*RECORDS FOR THE EXERCISE*.
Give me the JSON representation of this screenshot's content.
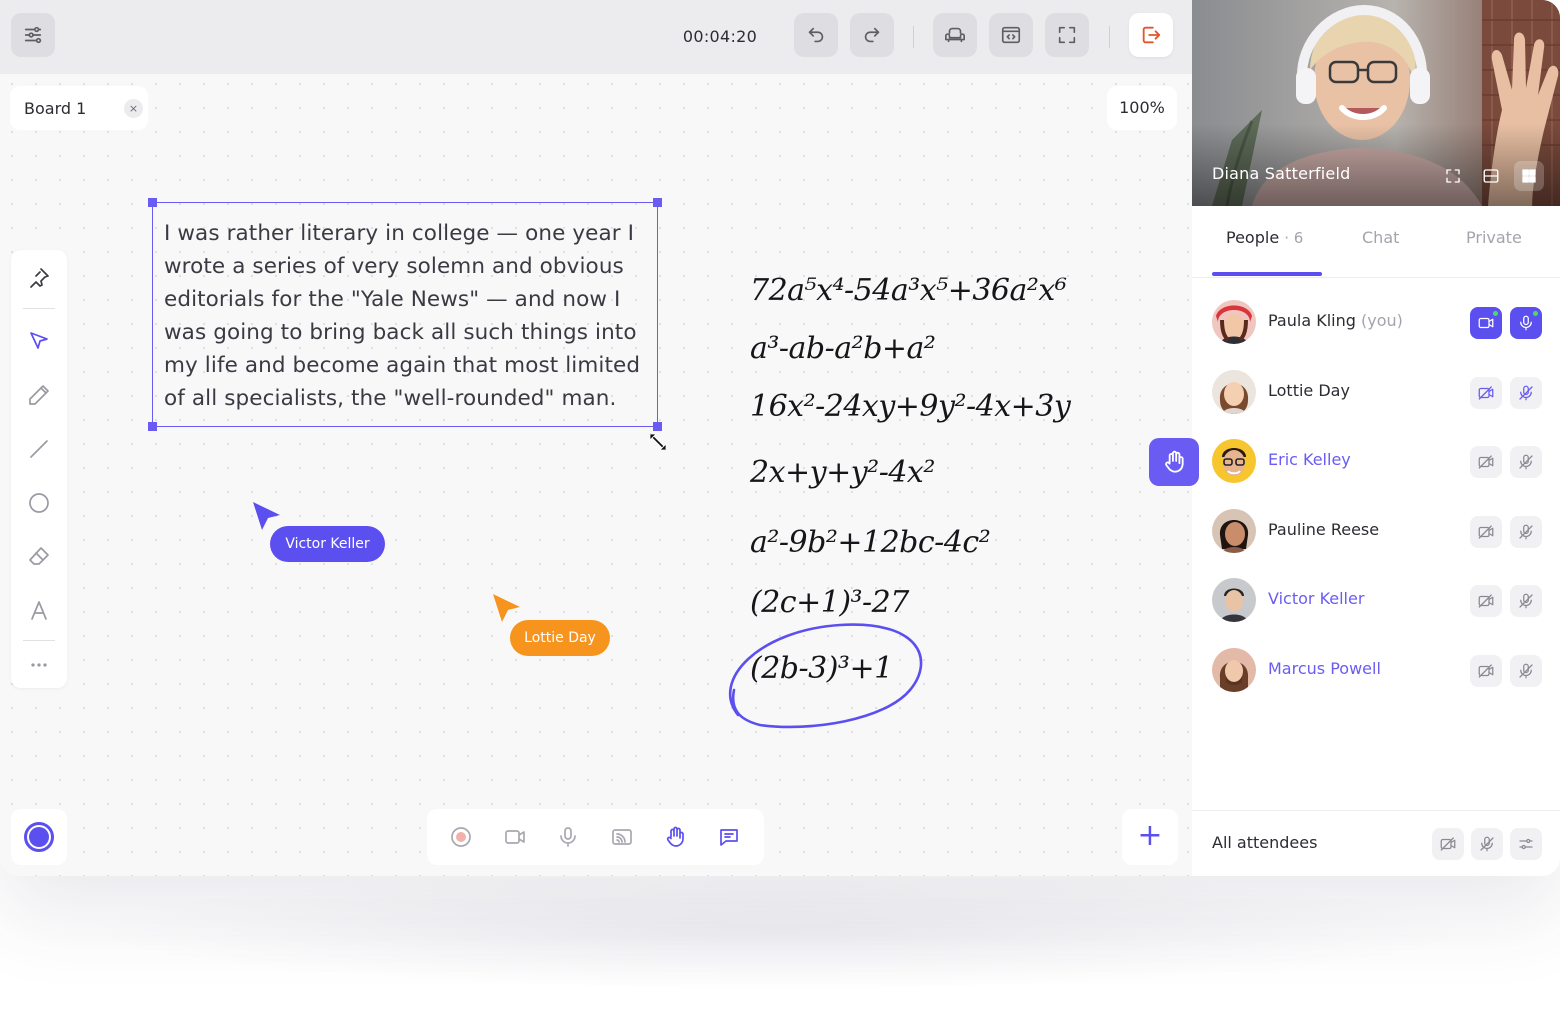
{
  "toolbar": {
    "timer": "00:04:20",
    "icons": [
      "settings-sliders-icon",
      "undo-icon",
      "redo-icon",
      "sofa-icon",
      "code-window-icon",
      "fullscreen-icon",
      "leave-icon"
    ]
  },
  "board": {
    "tab_label": "Board 1",
    "close_glyph": "×",
    "zoom": "100%"
  },
  "note": {
    "text": " I was rather literary in college — one year I wrote a series of very solemn and obvious editorials for the \"Yale News\" — and now I was going to bring back all such things into my life and become again that most limited of all specialists, the \"well-rounded\" man."
  },
  "cursors": [
    {
      "name": "Victor Keller",
      "color": "#5b4ff0"
    },
    {
      "name": "Lottie Day",
      "color": "#f7941d"
    }
  ],
  "math_lines": [
    "72a⁵x⁴-54a³x⁵+36a²x⁶",
    "a³-ab-a²b+a²",
    "16x²-24xy+9y²-4x+3y",
    "2x+y+y²-4x²",
    "a²-9b²+12bc-4c²",
    "(2c+1)³-27",
    "(2b-3)³+1"
  ],
  "accent_color": "#5b4ff0",
  "video": {
    "speaker": "Diana Satterfield"
  },
  "tabs": [
    {
      "label": "People",
      "count": "· 6"
    },
    {
      "label": "Chat"
    },
    {
      "label": "Private"
    }
  ],
  "people": [
    {
      "name": "Paula Kling",
      "suffix": "(you)",
      "highlight": false,
      "camera_on": true,
      "mic_on": true
    },
    {
      "name": "Lottie Day",
      "highlight": false,
      "camera_on": false,
      "mic_on": false
    },
    {
      "name": "Eric Kelley",
      "highlight": true,
      "camera_on": false,
      "mic_on": false,
      "hand_raised": true
    },
    {
      "name": "Pauline Reese",
      "highlight": false,
      "camera_on": false,
      "mic_on": false
    },
    {
      "name": "Victor Keller",
      "highlight": true,
      "camera_on": false,
      "mic_on": false
    },
    {
      "name": "Marcus Powell",
      "highlight": true,
      "camera_on": false,
      "mic_on": false
    }
  ],
  "footer": {
    "label": "All attendees"
  },
  "add_glyph": "+"
}
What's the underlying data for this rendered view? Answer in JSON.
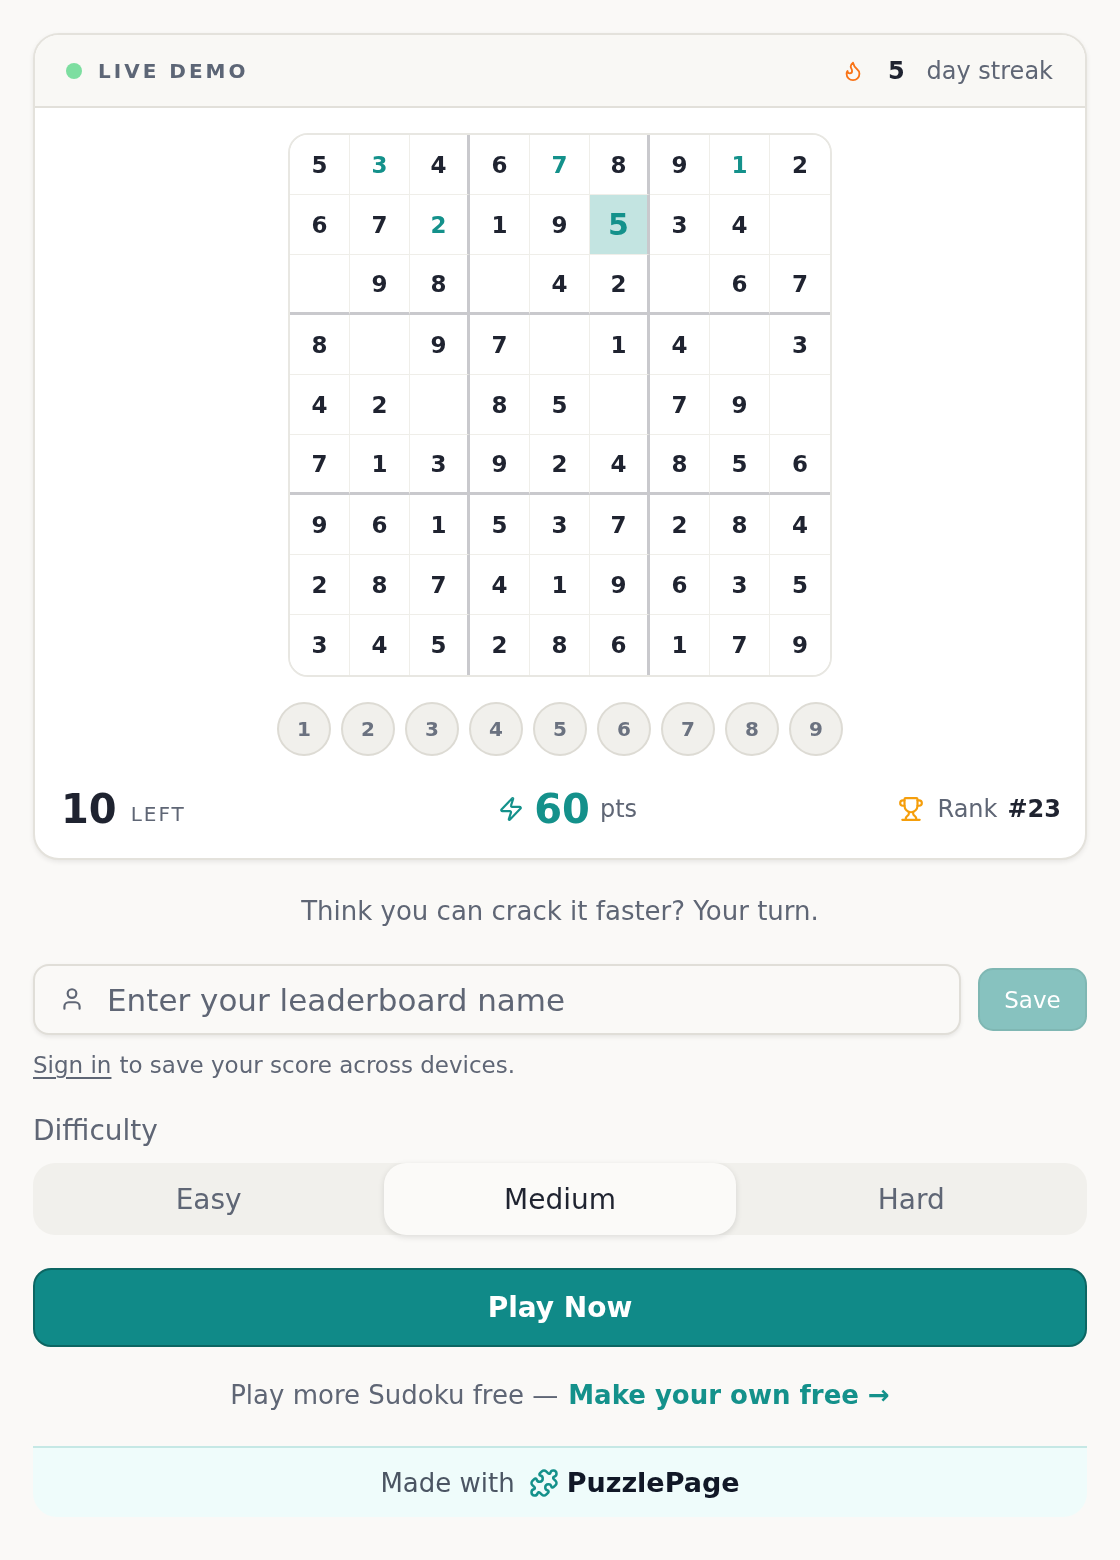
{
  "header": {
    "live_label": "LIVE DEMO",
    "streak_count": "5",
    "streak_label": "day streak"
  },
  "grid": {
    "rows": [
      [
        {
          "value": "5",
          "kind": "given",
          "selected": false
        },
        {
          "value": "3",
          "kind": "entered",
          "selected": false
        },
        {
          "value": "4",
          "kind": "given",
          "selected": false
        },
        {
          "value": "6",
          "kind": "given",
          "selected": false
        },
        {
          "value": "7",
          "kind": "entered",
          "selected": false
        },
        {
          "value": "8",
          "kind": "given",
          "selected": false
        },
        {
          "value": "9",
          "kind": "given",
          "selected": false
        },
        {
          "value": "1",
          "kind": "entered",
          "selected": false
        },
        {
          "value": "2",
          "kind": "given",
          "selected": false
        }
      ],
      [
        {
          "value": "6",
          "kind": "given",
          "selected": false
        },
        {
          "value": "7",
          "kind": "given",
          "selected": false
        },
        {
          "value": "2",
          "kind": "entered",
          "selected": false
        },
        {
          "value": "1",
          "kind": "given",
          "selected": false
        },
        {
          "value": "9",
          "kind": "given",
          "selected": false
        },
        {
          "value": "5",
          "kind": "entered",
          "selected": true
        },
        {
          "value": "3",
          "kind": "given",
          "selected": false
        },
        {
          "value": "4",
          "kind": "given",
          "selected": false
        },
        {
          "kind": "empty",
          "selected": false
        }
      ],
      [
        {
          "kind": "empty",
          "selected": false
        },
        {
          "value": "9",
          "kind": "given",
          "selected": false
        },
        {
          "value": "8",
          "kind": "given",
          "selected": false
        },
        {
          "kind": "empty",
          "selected": false
        },
        {
          "value": "4",
          "kind": "given",
          "selected": false
        },
        {
          "value": "2",
          "kind": "given",
          "selected": false
        },
        {
          "kind": "empty",
          "selected": false
        },
        {
          "value": "6",
          "kind": "given",
          "selected": false
        },
        {
          "value": "7",
          "kind": "given",
          "selected": false
        }
      ],
      [
        {
          "value": "8",
          "kind": "given",
          "selected": false
        },
        {
          "kind": "empty",
          "selected": false
        },
        {
          "value": "9",
          "kind": "given",
          "selected": false
        },
        {
          "value": "7",
          "kind": "given",
          "selected": false
        },
        {
          "kind": "empty",
          "selected": false
        },
        {
          "value": "1",
          "kind": "given",
          "selected": false
        },
        {
          "value": "4",
          "kind": "given",
          "selected": false
        },
        {
          "kind": "empty",
          "selected": false
        },
        {
          "value": "3",
          "kind": "given",
          "selected": false
        }
      ],
      [
        {
          "value": "4",
          "kind": "given",
          "selected": false
        },
        {
          "value": "2",
          "kind": "given",
          "selected": false
        },
        {
          "kind": "empty",
          "selected": false
        },
        {
          "value": "8",
          "kind": "given",
          "selected": false
        },
        {
          "value": "5",
          "kind": "given",
          "selected": false
        },
        {
          "kind": "empty",
          "selected": false
        },
        {
          "value": "7",
          "kind": "given",
          "selected": false
        },
        {
          "value": "9",
          "kind": "given",
          "selected": false
        },
        {
          "kind": "empty",
          "selected": false
        }
      ],
      [
        {
          "value": "7",
          "kind": "given",
          "selected": false
        },
        {
          "value": "1",
          "kind": "given",
          "selected": false
        },
        {
          "value": "3",
          "kind": "given",
          "selected": false
        },
        {
          "value": "9",
          "kind": "given",
          "selected": false
        },
        {
          "value": "2",
          "kind": "given",
          "selected": false
        },
        {
          "value": "4",
          "kind": "given",
          "selected": false
        },
        {
          "value": "8",
          "kind": "given",
          "selected": false
        },
        {
          "value": "5",
          "kind": "given",
          "selected": false
        },
        {
          "value": "6",
          "kind": "given",
          "selected": false
        }
      ],
      [
        {
          "value": "9",
          "kind": "given",
          "selected": false
        },
        {
          "value": "6",
          "kind": "given",
          "selected": false
        },
        {
          "value": "1",
          "kind": "given",
          "selected": false
        },
        {
          "value": "5",
          "kind": "given",
          "selected": false
        },
        {
          "value": "3",
          "kind": "given",
          "selected": false
        },
        {
          "value": "7",
          "kind": "given",
          "selected": false
        },
        {
          "value": "2",
          "kind": "given",
          "selected": false
        },
        {
          "value": "8",
          "kind": "given",
          "selected": false
        },
        {
          "value": "4",
          "kind": "given",
          "selected": false
        }
      ],
      [
        {
          "value": "2",
          "kind": "given",
          "selected": false
        },
        {
          "value": "8",
          "kind": "given",
          "selected": false
        },
        {
          "value": "7",
          "kind": "given",
          "selected": false
        },
        {
          "value": "4",
          "kind": "given",
          "selected": false
        },
        {
          "value": "1",
          "kind": "given",
          "selected": false
        },
        {
          "value": "9",
          "kind": "given",
          "selected": false
        },
        {
          "value": "6",
          "kind": "given",
          "selected": false
        },
        {
          "value": "3",
          "kind": "given",
          "selected": false
        },
        {
          "value": "5",
          "kind": "given",
          "selected": false
        }
      ],
      [
        {
          "value": "3",
          "kind": "given",
          "selected": false
        },
        {
          "value": "4",
          "kind": "given",
          "selected": false
        },
        {
          "value": "5",
          "kind": "given",
          "selected": false
        },
        {
          "value": "2",
          "kind": "given",
          "selected": false
        },
        {
          "value": "8",
          "kind": "given",
          "selected": false
        },
        {
          "value": "6",
          "kind": "given",
          "selected": false
        },
        {
          "value": "1",
          "kind": "given",
          "selected": false
        },
        {
          "value": "7",
          "kind": "given",
          "selected": false
        },
        {
          "value": "9",
          "kind": "given",
          "selected": false
        }
      ]
    ]
  },
  "number_pad": [
    "1",
    "2",
    "3",
    "4",
    "5",
    "6",
    "7",
    "8",
    "9"
  ],
  "stats": {
    "left_count": "10",
    "left_label": "LEFT",
    "points": "60",
    "points_unit": "pts",
    "rank_label": "Rank",
    "rank_value": "#23"
  },
  "prompt": "Think you can crack it faster? Your turn.",
  "name_field": {
    "placeholder": "Enter your leaderboard name"
  },
  "save_button": {
    "label": "Save",
    "disabled": true
  },
  "sign_in_note": {
    "link": "Sign in",
    "text": "to save your score across devices."
  },
  "difficulty": {
    "label": "Difficulty",
    "options": [
      {
        "label": "Easy",
        "selected": false
      },
      {
        "label": "Medium",
        "selected": true
      },
      {
        "label": "Hard",
        "selected": false
      }
    ]
  },
  "play_button": {
    "label": "Play Now"
  },
  "more_line": {
    "text": "Play more Sudoku free —",
    "link": "Make your own free →"
  },
  "footer": {
    "prefix": "Made with",
    "brand": "PuzzlePage"
  }
}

*STATED TASK*. What is the number of lines in the records that contain the string "free"? Give only that number.

*EXPECTED OUTPUT*. 2